**Directions**
Rewrite the lines of the listing below from the line containing "row-2-chip[interactable]: [278, 178, 310, 190]" through the line containing "row-3-card-b[interactable]: [510, 288, 578, 340]", inclusive, replacing "[interactable]" with "[clickable]" wherever it occurs and leaving everything else unchanged.

**Supplied information**
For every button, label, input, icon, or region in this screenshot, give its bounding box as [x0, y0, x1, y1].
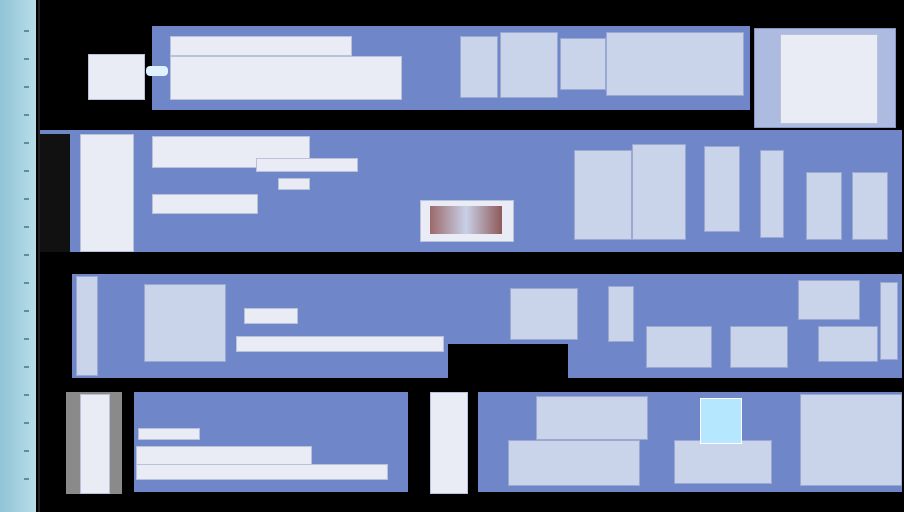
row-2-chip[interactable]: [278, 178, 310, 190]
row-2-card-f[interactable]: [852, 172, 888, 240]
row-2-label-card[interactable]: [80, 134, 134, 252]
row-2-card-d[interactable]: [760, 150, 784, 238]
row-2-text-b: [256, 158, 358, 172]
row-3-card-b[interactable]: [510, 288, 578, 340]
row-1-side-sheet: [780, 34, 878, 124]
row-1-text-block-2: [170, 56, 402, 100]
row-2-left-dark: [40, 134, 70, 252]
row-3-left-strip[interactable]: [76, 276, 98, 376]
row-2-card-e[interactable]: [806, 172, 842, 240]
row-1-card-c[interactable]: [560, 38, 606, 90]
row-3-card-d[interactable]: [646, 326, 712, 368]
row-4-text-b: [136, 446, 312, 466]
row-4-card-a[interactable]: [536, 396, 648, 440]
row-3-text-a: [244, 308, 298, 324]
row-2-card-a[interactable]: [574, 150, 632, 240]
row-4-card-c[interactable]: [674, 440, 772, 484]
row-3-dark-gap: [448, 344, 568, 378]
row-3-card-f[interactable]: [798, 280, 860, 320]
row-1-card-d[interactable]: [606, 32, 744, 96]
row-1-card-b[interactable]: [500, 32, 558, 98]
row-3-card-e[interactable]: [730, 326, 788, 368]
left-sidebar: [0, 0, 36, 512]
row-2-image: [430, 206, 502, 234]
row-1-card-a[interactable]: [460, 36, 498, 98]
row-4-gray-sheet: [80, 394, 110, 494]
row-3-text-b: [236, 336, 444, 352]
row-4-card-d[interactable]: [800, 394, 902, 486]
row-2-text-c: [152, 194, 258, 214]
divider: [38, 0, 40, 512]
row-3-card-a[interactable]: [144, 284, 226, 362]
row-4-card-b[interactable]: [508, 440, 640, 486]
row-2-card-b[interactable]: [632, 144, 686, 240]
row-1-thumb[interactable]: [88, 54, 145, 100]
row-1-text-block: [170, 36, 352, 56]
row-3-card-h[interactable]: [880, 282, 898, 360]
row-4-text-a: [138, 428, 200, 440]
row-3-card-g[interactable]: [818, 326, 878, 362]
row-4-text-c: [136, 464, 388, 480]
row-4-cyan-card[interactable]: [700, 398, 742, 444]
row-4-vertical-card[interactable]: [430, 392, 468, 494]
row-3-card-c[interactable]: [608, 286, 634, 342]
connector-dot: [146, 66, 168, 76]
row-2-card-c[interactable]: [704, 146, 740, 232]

**Solution to this problem**
row-2-chip[clickable]: [278, 178, 310, 190]
row-2-card-f[clickable]: [852, 172, 888, 240]
row-2-label-card[clickable]: [80, 134, 134, 252]
row-2-card-d[clickable]: [760, 150, 784, 238]
row-2-text-b: [256, 158, 358, 172]
row-3-card-b[clickable]: [510, 288, 578, 340]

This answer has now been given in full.